(Problem):
Find the line that contains "Decode this chart: output"; then retype it and each line after it, exactly, through the final line of the data below.
** START OF Supplied records **
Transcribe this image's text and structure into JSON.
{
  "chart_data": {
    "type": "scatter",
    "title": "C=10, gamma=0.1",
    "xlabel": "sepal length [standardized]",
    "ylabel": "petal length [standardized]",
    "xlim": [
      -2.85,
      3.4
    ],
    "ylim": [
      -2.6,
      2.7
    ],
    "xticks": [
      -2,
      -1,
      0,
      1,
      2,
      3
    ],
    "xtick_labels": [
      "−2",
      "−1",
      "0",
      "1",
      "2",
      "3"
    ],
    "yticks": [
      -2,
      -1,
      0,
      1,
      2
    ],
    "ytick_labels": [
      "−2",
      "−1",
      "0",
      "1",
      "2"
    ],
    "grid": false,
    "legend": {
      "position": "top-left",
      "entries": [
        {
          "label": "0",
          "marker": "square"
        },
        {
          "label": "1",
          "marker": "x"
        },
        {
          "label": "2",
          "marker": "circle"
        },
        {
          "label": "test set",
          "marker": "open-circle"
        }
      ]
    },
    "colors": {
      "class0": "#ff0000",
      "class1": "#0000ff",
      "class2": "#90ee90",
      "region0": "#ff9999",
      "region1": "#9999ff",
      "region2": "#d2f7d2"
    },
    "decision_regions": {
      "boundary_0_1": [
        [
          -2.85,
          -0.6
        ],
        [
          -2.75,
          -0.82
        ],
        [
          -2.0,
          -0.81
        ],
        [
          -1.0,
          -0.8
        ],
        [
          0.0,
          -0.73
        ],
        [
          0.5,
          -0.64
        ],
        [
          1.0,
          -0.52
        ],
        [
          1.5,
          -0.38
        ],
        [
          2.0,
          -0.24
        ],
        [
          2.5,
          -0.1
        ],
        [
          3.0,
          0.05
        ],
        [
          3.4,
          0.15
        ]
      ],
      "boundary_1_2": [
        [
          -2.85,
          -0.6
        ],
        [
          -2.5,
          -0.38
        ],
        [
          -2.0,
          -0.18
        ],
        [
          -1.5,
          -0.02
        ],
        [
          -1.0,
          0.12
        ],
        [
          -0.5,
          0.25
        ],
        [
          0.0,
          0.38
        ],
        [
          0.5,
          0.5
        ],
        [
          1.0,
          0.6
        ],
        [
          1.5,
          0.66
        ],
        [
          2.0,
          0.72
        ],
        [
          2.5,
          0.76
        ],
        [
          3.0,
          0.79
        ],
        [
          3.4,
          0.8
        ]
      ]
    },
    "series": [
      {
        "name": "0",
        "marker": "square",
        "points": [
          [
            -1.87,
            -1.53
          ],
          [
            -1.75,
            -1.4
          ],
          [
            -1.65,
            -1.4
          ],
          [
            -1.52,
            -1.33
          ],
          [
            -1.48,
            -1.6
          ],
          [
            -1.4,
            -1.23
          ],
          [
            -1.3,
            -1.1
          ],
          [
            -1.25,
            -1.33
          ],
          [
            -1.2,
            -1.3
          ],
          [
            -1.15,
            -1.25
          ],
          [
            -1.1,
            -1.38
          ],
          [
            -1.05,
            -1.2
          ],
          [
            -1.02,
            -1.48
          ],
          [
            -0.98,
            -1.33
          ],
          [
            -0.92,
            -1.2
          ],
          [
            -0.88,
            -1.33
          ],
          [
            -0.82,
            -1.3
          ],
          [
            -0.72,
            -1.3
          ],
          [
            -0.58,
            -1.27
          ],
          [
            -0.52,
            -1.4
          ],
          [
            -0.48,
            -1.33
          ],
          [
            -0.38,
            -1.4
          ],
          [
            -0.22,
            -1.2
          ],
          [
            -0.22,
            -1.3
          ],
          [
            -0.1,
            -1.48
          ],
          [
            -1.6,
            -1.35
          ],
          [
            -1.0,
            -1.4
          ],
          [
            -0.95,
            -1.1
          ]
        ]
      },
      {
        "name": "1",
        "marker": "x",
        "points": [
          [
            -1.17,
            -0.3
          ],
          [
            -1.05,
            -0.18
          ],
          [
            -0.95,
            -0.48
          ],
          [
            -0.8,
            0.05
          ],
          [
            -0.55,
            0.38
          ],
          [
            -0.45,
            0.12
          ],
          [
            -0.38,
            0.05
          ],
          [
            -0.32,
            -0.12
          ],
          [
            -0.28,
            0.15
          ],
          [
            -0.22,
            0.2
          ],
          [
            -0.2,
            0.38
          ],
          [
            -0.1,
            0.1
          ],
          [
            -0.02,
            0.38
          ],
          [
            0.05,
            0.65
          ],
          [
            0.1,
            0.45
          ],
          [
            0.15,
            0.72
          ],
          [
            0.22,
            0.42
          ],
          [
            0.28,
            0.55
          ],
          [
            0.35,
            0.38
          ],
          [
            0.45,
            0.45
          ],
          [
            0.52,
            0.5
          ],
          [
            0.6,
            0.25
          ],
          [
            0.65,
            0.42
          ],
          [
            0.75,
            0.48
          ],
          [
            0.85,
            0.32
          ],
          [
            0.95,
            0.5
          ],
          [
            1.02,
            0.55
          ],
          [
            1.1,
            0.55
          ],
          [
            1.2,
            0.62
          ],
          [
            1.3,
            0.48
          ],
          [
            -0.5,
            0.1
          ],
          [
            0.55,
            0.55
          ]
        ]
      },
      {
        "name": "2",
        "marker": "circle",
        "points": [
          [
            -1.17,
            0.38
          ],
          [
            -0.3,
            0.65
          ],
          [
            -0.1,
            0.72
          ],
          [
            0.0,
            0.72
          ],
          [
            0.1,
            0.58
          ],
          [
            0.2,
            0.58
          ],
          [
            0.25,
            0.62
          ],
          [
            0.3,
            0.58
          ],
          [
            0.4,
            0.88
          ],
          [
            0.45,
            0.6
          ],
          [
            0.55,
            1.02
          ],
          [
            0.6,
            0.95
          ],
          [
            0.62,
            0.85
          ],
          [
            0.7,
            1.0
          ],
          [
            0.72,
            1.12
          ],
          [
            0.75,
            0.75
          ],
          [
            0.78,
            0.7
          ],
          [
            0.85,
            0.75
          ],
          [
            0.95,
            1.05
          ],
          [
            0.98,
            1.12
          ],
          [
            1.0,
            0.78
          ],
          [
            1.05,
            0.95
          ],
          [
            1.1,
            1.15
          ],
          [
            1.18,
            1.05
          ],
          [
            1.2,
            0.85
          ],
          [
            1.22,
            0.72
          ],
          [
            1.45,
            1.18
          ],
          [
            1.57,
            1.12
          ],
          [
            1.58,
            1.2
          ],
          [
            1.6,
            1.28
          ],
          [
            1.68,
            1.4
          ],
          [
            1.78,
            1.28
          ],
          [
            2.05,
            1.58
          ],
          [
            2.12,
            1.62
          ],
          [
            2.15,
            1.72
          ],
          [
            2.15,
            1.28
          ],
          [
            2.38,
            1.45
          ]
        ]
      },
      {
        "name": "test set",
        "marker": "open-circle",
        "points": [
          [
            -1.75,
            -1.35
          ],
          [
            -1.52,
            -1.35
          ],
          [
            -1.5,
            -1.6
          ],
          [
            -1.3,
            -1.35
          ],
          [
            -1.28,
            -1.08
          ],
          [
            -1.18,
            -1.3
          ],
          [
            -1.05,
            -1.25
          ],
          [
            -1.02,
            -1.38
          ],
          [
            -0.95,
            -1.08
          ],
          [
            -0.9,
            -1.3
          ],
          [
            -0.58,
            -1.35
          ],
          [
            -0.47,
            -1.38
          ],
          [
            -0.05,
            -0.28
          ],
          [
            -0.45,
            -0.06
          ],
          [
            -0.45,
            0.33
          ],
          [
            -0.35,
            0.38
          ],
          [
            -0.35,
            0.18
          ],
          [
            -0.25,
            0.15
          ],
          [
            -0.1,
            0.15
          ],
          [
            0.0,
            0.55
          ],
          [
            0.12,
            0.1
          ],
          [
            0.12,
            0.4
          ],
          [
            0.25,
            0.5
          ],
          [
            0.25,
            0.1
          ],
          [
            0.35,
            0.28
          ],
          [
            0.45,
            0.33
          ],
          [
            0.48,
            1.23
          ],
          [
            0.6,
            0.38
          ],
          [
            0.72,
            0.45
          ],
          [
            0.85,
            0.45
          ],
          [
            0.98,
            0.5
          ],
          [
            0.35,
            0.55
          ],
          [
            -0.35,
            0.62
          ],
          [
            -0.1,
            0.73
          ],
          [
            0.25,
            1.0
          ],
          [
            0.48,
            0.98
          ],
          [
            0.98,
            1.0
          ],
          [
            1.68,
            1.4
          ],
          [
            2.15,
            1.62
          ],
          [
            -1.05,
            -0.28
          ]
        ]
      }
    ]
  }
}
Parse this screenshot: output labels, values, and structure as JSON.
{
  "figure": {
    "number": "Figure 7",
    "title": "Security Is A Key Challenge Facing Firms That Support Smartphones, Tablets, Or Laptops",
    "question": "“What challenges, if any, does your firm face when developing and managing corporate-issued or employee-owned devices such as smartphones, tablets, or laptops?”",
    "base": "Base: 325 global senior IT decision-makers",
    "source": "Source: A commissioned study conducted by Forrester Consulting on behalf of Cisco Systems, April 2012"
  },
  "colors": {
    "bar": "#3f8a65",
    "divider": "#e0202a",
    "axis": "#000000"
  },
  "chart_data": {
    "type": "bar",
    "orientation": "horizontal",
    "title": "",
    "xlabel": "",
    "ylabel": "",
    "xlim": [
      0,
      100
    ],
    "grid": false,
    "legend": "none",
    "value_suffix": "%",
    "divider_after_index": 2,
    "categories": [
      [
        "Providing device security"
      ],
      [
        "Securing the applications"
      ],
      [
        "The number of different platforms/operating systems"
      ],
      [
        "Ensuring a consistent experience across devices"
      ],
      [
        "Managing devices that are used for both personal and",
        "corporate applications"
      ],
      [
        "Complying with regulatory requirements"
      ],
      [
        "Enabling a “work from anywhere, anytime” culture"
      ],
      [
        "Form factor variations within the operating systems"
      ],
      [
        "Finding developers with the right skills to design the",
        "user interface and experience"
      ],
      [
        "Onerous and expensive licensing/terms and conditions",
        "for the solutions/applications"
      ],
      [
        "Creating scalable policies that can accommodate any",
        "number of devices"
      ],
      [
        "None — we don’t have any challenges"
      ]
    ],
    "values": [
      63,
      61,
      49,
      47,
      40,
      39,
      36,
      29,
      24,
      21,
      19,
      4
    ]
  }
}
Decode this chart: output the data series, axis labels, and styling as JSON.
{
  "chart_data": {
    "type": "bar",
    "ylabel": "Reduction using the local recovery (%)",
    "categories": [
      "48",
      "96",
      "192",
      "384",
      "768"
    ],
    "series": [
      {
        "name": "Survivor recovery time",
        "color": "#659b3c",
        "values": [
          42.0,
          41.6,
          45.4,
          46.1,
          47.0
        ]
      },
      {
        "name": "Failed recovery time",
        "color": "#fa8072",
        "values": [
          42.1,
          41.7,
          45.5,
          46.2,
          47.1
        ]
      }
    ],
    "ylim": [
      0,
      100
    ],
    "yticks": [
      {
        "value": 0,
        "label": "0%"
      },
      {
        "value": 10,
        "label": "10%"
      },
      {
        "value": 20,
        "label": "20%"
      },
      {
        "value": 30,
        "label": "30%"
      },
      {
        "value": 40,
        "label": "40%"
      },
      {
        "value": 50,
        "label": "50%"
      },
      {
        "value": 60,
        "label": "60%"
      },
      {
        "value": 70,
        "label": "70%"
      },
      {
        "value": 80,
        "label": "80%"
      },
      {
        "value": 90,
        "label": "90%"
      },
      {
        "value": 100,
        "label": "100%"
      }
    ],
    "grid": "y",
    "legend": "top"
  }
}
** END OF Supplied records **
(Task result):
Decode this chart: output the data series, axis labels, and styling as JSON.
{
  "chart_data": {
    "type": "bar",
    "ylabel": "Reduction using the local recovery (%)",
    "categories": [
      "48",
      "96",
      "192",
      "384",
      "768"
    ],
    "series": [
      {
        "name": "Survivor recovery time",
        "color": "#659b3c",
        "values": [
          42.0,
          41.6,
          45.4,
          46.1,
          47.0
        ]
      },
      {
        "name": "Failed recovery time",
        "color": "#fa8072",
        "values": [
          42.1,
          41.7,
          45.5,
          46.2,
          47.1
        ]
      }
    ],
    "ylim": [
      0,
      100
    ],
    "yticks": [
      {
        "value": 0,
        "label": "0%"
      },
      {
        "value": 10,
        "label": "10%"
      },
      {
        "value": 20,
        "label": "20%"
      },
      {
        "value": 30,
        "label": "30%"
      },
      {
        "value": 40,
        "label": "40%"
      },
      {
        "value": 50,
        "label": "50%"
      },
      {
        "value": 60,
        "label": "60%"
      },
      {
        "value": 70,
        "label": "70%"
      },
      {
        "value": 80,
        "label": "80%"
      },
      {
        "value": 90,
        "label": "90%"
      },
      {
        "value": 100,
        "label": "100%"
      }
    ],
    "grid": "y",
    "legend": "top"
  }
}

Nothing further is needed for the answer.